Exercise task -> Work through the data line by line, gathering every line that has the word "score".
━━ Recorded information
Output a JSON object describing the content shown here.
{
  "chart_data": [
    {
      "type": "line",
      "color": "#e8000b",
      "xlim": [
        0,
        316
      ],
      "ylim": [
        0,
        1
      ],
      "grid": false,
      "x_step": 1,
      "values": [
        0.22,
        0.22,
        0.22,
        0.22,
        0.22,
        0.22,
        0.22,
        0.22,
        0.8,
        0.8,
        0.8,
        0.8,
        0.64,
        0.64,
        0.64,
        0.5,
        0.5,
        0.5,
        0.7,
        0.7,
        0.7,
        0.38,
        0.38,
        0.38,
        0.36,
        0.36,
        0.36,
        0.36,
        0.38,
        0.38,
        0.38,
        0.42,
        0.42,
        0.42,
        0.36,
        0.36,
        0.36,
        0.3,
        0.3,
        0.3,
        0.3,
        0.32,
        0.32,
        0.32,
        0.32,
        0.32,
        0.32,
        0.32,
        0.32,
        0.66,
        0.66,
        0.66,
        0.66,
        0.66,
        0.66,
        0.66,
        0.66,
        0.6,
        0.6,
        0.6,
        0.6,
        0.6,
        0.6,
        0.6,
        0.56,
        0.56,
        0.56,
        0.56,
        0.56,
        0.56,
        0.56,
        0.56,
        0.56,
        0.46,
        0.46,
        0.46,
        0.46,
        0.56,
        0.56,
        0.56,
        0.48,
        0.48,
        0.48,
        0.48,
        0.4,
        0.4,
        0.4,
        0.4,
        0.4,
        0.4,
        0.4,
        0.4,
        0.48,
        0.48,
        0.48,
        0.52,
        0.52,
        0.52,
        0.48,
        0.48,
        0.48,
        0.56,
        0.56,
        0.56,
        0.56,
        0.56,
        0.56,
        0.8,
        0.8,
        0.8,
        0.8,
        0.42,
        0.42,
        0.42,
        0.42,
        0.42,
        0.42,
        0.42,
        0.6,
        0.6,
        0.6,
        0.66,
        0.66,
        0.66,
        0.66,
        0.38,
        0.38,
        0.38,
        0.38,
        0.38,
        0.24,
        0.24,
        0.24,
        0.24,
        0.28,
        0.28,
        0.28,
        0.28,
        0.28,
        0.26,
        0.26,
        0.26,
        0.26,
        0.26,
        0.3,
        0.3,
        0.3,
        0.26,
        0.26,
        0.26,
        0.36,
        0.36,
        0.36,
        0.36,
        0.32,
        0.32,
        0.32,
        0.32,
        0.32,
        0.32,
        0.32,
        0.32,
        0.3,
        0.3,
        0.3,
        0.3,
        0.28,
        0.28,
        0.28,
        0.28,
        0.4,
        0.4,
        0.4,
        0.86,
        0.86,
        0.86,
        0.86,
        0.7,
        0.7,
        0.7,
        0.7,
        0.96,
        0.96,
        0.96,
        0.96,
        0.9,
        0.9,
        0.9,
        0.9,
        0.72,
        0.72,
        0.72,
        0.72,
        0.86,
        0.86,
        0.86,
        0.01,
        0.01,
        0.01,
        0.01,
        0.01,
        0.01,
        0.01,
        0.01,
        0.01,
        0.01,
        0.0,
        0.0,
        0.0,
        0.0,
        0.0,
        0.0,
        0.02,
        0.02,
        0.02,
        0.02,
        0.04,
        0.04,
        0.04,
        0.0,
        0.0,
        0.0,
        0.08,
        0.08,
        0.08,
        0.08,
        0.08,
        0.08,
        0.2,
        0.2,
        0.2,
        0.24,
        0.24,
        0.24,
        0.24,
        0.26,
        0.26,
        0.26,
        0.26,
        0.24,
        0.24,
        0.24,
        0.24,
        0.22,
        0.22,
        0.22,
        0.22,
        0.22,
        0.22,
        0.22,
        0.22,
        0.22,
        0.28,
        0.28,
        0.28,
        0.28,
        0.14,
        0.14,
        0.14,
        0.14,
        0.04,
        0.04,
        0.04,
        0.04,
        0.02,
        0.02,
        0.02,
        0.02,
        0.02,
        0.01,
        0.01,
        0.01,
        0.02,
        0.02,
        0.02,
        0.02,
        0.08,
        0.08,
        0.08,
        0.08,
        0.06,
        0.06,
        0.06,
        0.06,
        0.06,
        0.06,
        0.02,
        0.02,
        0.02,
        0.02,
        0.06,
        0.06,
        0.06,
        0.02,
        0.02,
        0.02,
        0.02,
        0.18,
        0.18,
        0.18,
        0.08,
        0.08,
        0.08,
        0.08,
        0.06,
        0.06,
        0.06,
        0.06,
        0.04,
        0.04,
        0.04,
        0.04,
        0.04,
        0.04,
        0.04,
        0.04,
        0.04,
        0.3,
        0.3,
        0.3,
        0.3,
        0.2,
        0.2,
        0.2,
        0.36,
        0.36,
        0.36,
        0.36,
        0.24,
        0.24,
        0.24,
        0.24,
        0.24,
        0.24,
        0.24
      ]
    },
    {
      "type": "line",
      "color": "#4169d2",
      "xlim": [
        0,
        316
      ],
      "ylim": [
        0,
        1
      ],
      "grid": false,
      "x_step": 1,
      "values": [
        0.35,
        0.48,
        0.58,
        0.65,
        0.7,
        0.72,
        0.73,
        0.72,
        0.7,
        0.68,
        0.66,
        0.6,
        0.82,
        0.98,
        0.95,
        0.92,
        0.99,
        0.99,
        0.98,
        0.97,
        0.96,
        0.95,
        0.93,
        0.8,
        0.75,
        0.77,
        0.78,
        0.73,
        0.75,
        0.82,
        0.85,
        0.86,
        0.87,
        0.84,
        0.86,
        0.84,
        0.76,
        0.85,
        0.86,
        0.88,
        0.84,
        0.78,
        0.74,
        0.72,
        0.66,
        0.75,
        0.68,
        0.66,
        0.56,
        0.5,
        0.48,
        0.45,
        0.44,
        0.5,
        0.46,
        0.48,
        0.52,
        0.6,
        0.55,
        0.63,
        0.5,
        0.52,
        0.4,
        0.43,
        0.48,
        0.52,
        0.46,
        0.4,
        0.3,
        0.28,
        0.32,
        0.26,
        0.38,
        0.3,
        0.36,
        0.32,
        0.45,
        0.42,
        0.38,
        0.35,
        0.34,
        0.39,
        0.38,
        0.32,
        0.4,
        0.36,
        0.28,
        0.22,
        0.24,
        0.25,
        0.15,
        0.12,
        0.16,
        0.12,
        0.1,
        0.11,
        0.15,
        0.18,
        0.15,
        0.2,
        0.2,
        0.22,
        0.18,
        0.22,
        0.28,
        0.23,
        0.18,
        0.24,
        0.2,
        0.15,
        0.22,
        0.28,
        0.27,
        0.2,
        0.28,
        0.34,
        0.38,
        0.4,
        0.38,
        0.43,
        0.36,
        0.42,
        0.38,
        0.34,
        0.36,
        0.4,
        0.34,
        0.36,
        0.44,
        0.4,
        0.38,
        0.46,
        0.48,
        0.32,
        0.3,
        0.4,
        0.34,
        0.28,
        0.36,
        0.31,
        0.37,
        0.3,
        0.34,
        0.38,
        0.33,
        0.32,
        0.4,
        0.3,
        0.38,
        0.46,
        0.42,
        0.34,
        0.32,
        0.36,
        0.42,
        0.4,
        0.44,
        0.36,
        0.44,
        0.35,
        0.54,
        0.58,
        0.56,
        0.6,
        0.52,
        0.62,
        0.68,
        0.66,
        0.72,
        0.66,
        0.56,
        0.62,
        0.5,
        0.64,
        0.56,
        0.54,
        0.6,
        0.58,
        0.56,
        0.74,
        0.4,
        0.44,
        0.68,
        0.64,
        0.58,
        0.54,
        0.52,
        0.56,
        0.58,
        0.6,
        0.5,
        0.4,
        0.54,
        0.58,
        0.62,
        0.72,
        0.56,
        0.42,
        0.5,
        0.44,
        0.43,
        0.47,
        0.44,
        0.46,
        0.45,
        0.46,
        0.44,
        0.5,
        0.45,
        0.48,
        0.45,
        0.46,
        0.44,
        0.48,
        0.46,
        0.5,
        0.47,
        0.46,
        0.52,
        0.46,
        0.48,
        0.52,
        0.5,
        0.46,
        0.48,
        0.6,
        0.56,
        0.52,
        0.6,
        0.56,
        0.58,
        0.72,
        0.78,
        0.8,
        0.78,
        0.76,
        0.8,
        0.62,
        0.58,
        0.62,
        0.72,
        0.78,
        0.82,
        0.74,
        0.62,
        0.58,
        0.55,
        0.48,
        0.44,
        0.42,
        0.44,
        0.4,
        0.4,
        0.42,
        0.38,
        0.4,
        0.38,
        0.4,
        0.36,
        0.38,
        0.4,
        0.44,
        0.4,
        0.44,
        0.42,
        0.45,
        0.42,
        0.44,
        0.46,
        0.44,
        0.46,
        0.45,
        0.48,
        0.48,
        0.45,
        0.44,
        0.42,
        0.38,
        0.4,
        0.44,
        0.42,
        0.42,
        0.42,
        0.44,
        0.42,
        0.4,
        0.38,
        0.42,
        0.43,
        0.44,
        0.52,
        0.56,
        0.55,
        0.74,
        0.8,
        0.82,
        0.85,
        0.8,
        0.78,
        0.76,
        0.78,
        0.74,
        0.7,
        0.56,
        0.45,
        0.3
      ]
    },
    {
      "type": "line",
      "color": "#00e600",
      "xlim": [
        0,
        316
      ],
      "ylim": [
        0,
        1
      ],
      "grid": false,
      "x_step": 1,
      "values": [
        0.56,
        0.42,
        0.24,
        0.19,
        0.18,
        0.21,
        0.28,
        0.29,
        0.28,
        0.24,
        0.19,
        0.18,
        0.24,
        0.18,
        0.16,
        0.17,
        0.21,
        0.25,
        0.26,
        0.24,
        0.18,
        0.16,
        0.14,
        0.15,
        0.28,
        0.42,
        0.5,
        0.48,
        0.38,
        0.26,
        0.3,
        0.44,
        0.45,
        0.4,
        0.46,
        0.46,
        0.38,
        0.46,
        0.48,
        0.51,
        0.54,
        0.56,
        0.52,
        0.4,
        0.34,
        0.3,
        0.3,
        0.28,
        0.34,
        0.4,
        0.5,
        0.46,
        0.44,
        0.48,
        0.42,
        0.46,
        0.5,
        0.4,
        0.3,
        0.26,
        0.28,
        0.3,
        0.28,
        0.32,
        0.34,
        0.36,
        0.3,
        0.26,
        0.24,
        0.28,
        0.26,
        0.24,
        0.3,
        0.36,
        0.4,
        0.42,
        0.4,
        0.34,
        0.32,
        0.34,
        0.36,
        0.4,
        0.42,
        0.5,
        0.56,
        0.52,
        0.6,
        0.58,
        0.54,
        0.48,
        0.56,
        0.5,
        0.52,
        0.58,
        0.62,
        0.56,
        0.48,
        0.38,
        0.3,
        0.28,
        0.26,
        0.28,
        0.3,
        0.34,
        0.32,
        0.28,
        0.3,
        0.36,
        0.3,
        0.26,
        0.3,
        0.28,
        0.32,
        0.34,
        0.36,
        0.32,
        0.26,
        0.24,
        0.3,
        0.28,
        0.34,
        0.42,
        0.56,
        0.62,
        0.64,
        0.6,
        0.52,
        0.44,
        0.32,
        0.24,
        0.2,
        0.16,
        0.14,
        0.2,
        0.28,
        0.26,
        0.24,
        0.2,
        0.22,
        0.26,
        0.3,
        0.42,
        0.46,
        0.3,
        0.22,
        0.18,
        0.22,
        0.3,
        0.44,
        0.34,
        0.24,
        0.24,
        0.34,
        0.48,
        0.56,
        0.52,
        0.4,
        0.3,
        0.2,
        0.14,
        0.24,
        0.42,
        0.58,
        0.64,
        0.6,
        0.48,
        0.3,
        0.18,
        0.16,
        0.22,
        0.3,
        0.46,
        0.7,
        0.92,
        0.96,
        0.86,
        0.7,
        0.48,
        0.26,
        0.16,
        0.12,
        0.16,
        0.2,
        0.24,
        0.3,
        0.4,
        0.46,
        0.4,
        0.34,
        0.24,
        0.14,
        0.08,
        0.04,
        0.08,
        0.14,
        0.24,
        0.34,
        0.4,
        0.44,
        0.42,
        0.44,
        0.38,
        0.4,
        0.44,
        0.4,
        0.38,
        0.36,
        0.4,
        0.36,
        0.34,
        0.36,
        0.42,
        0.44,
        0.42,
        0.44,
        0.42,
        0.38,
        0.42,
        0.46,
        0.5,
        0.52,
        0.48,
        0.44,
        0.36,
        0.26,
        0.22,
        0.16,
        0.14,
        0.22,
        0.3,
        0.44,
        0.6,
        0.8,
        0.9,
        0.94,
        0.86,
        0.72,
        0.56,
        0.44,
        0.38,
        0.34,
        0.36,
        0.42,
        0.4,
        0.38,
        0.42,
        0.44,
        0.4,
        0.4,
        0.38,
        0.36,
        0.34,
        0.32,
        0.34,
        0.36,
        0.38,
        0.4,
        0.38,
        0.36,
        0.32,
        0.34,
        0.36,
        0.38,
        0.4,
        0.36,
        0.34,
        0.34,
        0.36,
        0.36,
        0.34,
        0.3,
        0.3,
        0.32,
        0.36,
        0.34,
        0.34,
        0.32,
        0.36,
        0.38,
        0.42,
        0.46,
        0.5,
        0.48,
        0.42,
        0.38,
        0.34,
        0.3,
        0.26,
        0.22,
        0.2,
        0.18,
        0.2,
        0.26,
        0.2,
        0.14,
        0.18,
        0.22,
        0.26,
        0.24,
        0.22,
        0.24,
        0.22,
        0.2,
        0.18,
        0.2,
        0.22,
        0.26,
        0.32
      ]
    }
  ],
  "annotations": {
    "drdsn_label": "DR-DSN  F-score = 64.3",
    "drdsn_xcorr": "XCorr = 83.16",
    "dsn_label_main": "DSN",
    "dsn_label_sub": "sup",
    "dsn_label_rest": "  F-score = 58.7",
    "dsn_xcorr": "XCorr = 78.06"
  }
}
━━━━
Exercise response ->
    "drdsn_label": "DR-DSN  F-score = 64.3",
    "dsn_label_rest": "  F-score = 58.7",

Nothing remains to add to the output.